● **Required work**
Set down every entry again word for word, please, but skip the pictures.

#### Available data

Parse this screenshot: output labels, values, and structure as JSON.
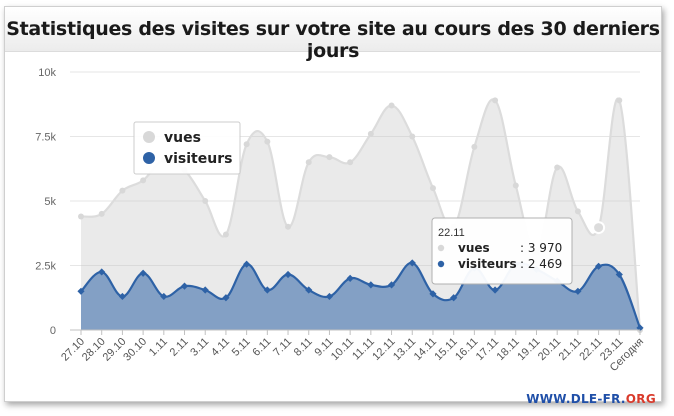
{
  "chart_data": {
    "type": "area",
    "title": "Statistiques des visites sur votre site au cours des 30 derniers jours",
    "categories": [
      "27.10",
      "28.10",
      "29.10",
      "30.10",
      "1.11",
      "2.11",
      "3.11",
      "4.11",
      "5.11",
      "6.11",
      "7.11",
      "8.11",
      "9.11",
      "10.11",
      "11.11",
      "12.11",
      "13.11",
      "14.11",
      "15.11",
      "16.11",
      "17.11",
      "18.11",
      "19.11",
      "20.11",
      "21.11",
      "22.11",
      "23.11",
      "Сегодня"
    ],
    "y_ticks": [
      "0",
      "2.5k",
      "5k",
      "7.5k",
      "10k"
    ],
    "ylim": [
      0,
      10000
    ],
    "series": [
      {
        "name": "vues",
        "color": "#d4d4d4",
        "values": [
          4400,
          4500,
          5400,
          5800,
          6600,
          6200,
          5000,
          3700,
          7200,
          7300,
          4000,
          6500,
          6700,
          6500,
          7600,
          8700,
          7500,
          5500,
          4000,
          7100,
          8900,
          5600,
          3000,
          6300,
          4600,
          3970,
          8900,
          0
        ]
      },
      {
        "name": "visiteurs",
        "color": "#2e62a6",
        "values": [
          1500,
          2250,
          1300,
          2200,
          1300,
          1700,
          1550,
          1250,
          2550,
          1550,
          2150,
          1550,
          1300,
          2000,
          1750,
          1750,
          2600,
          1400,
          1250,
          2400,
          1550,
          2550,
          2350,
          1900,
          1500,
          2469,
          2150,
          80
        ]
      }
    ],
    "legend_position": "top-left",
    "tooltip": {
      "label": "22.11",
      "rows": [
        {
          "name": "vues",
          "value": "3 970"
        },
        {
          "name": "visiteurs",
          "value": "2 469"
        }
      ]
    }
  },
  "watermark": {
    "main": "WWW.DLE-FR.",
    "org": "ORG"
  }
}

########

● **Solution for this problem**
Parse this screenshot: output labels, values, and structure as JSON.
{
  "chart_data": {
    "type": "area",
    "title": "Statistiques des visites sur votre site au cours des 30 derniers jours",
    "categories": [
      "27.10",
      "28.10",
      "29.10",
      "30.10",
      "1.11",
      "2.11",
      "3.11",
      "4.11",
      "5.11",
      "6.11",
      "7.11",
      "8.11",
      "9.11",
      "10.11",
      "11.11",
      "12.11",
      "13.11",
      "14.11",
      "15.11",
      "16.11",
      "17.11",
      "18.11",
      "19.11",
      "20.11",
      "21.11",
      "22.11",
      "23.11",
      "Сегодня"
    ],
    "y_ticks": [
      "0",
      "2.5k",
      "5k",
      "7.5k",
      "10k"
    ],
    "ylim": [
      0,
      10000
    ],
    "series": [
      {
        "name": "vues",
        "color": "#d4d4d4",
        "values": [
          4400,
          4500,
          5400,
          5800,
          6600,
          6200,
          5000,
          3700,
          7200,
          7300,
          4000,
          6500,
          6700,
          6500,
          7600,
          8700,
          7500,
          5500,
          4000,
          7100,
          8900,
          5600,
          3000,
          6300,
          4600,
          3970,
          8900,
          0
        ]
      },
      {
        "name": "visiteurs",
        "color": "#2e62a6",
        "values": [
          1500,
          2250,
          1300,
          2200,
          1300,
          1700,
          1550,
          1250,
          2550,
          1550,
          2150,
          1550,
          1300,
          2000,
          1750,
          1750,
          2600,
          1400,
          1250,
          2400,
          1550,
          2550,
          2350,
          1900,
          1500,
          2469,
          2150,
          80
        ]
      }
    ],
    "legend_position": "top-left",
    "tooltip": {
      "label": "22.11",
      "rows": [
        {
          "name": "vues",
          "value": "3 970"
        },
        {
          "name": "visiteurs",
          "value": "2 469"
        }
      ]
    }
  },
  "watermark": {
    "main": "WWW.DLE-FR.",
    "org": "ORG"
  }
}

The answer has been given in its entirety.